**Exercise description:** Pull each line holding "icon" out of the entries below.

**Data shown:**
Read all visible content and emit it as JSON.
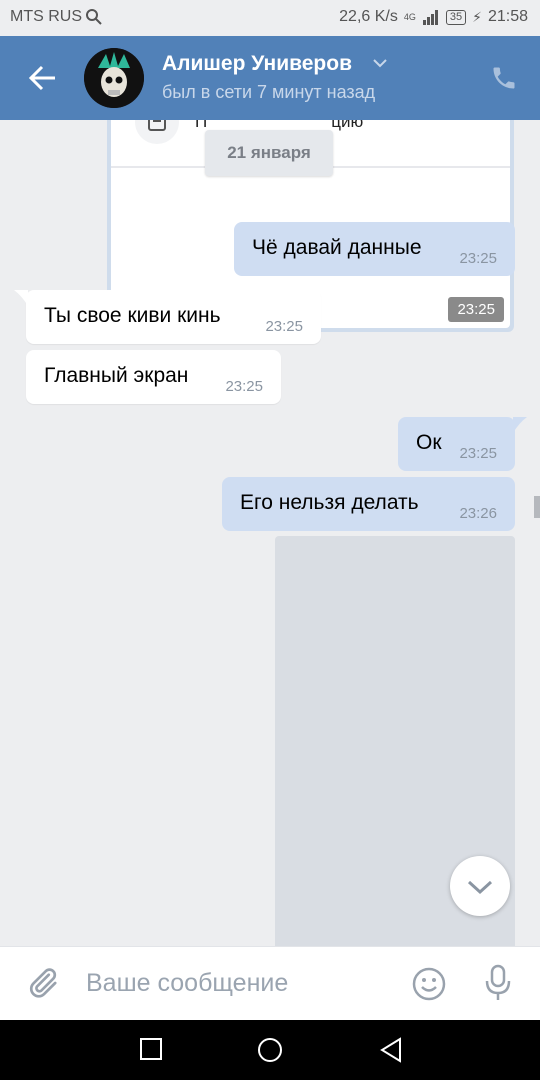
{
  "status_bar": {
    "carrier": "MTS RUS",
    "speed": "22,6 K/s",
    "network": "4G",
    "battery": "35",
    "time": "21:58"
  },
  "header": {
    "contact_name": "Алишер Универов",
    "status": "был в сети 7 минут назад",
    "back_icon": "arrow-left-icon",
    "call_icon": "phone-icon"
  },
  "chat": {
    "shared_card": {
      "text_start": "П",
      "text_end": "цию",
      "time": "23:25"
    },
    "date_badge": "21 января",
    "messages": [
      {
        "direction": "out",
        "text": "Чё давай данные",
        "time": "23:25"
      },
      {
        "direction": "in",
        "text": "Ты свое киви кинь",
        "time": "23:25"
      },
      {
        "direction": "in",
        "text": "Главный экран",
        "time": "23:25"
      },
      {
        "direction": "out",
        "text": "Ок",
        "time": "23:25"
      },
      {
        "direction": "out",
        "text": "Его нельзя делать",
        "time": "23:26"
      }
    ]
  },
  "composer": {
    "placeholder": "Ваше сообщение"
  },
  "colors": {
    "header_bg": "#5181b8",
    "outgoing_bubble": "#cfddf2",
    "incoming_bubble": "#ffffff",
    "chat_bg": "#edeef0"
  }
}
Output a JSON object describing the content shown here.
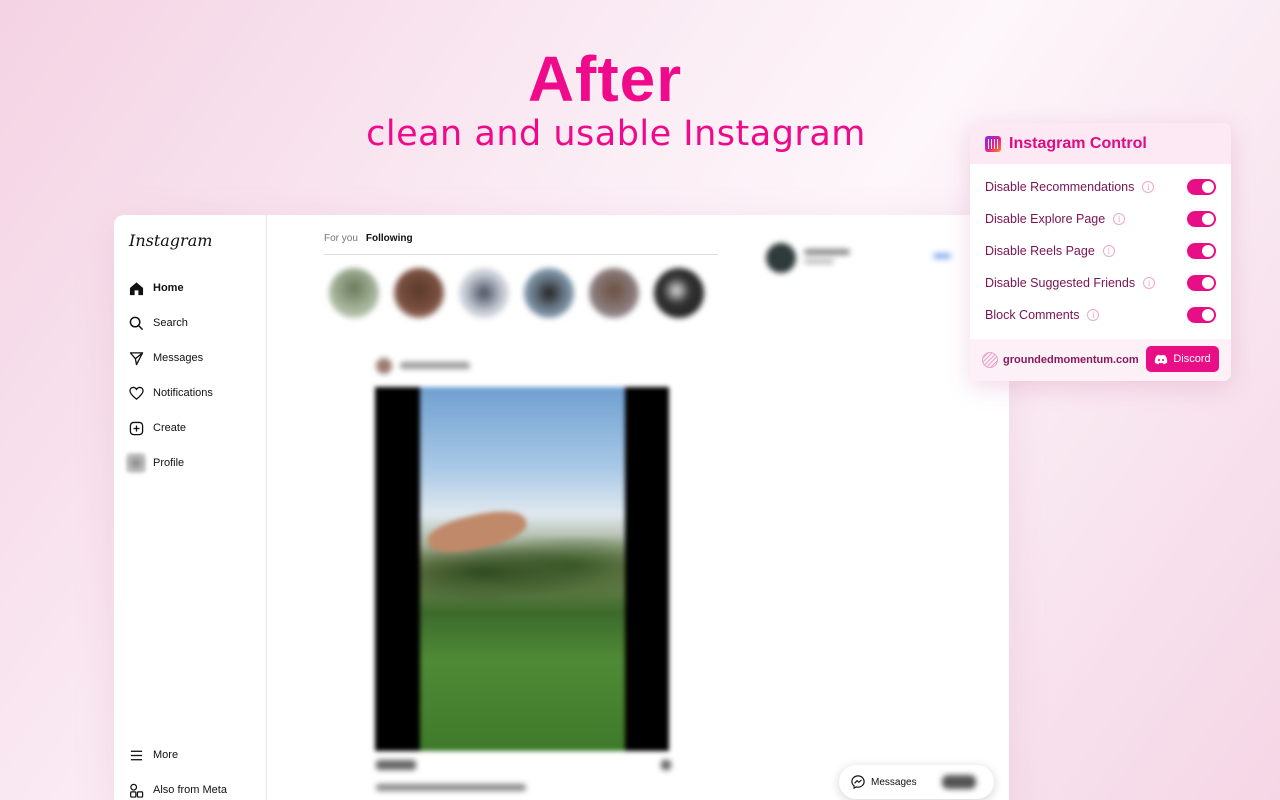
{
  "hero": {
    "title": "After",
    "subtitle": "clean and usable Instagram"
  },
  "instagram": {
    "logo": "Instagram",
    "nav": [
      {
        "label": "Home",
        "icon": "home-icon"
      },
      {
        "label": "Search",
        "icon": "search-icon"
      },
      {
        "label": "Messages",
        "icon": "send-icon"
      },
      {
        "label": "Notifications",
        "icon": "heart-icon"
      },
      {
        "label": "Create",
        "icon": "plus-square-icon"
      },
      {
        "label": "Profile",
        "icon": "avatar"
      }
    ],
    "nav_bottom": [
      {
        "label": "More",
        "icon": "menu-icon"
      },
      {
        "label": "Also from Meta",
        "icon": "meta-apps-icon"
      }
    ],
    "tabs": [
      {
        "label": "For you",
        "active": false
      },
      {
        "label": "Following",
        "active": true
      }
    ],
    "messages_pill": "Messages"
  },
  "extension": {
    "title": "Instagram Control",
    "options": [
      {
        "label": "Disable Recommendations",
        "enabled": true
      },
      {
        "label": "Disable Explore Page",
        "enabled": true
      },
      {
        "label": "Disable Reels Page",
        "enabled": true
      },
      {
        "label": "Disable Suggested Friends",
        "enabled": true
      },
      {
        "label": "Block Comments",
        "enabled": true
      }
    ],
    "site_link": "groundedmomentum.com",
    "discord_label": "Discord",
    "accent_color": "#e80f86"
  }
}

* * *

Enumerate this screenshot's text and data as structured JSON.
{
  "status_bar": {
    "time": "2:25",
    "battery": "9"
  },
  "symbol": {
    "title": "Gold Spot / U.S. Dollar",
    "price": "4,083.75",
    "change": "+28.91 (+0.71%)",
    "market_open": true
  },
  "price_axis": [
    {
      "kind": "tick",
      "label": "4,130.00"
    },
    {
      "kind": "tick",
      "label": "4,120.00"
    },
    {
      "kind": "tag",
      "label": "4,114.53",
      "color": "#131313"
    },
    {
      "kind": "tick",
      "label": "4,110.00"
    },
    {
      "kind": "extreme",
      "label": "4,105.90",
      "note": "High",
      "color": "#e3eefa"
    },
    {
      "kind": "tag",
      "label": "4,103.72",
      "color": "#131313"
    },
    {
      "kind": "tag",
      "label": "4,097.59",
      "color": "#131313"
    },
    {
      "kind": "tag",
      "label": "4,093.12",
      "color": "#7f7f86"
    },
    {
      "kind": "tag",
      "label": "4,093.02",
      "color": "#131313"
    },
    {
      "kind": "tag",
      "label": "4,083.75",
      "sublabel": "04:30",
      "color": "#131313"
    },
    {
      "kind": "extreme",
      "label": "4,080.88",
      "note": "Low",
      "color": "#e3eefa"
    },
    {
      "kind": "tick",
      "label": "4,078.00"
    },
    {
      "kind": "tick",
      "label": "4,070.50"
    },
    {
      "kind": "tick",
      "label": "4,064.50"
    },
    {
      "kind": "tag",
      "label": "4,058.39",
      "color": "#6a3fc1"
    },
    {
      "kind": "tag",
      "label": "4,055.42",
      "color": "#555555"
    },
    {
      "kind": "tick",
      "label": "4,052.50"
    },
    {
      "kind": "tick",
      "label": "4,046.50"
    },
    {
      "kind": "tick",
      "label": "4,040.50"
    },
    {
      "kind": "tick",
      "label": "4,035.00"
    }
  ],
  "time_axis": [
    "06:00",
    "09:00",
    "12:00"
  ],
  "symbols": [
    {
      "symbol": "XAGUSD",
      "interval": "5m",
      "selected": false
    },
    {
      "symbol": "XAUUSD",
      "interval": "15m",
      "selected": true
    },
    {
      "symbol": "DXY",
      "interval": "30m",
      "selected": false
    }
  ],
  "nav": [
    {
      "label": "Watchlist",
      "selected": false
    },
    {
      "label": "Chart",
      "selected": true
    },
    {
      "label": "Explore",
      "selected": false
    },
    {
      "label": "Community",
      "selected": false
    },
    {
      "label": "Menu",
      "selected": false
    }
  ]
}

**Response:**
    "back_icon": "arrow-left-icon",
    "call_icon": "phone-icon"
        "icon": "home-icon"
        "icon": "search-icon"
        "icon": "send-icon"
        "icon": "heart-icon"
        "icon": "plus-square-icon"
        "icon": "avatar"
        "icon": "menu-icon"
        "icon": "meta-apps-icon"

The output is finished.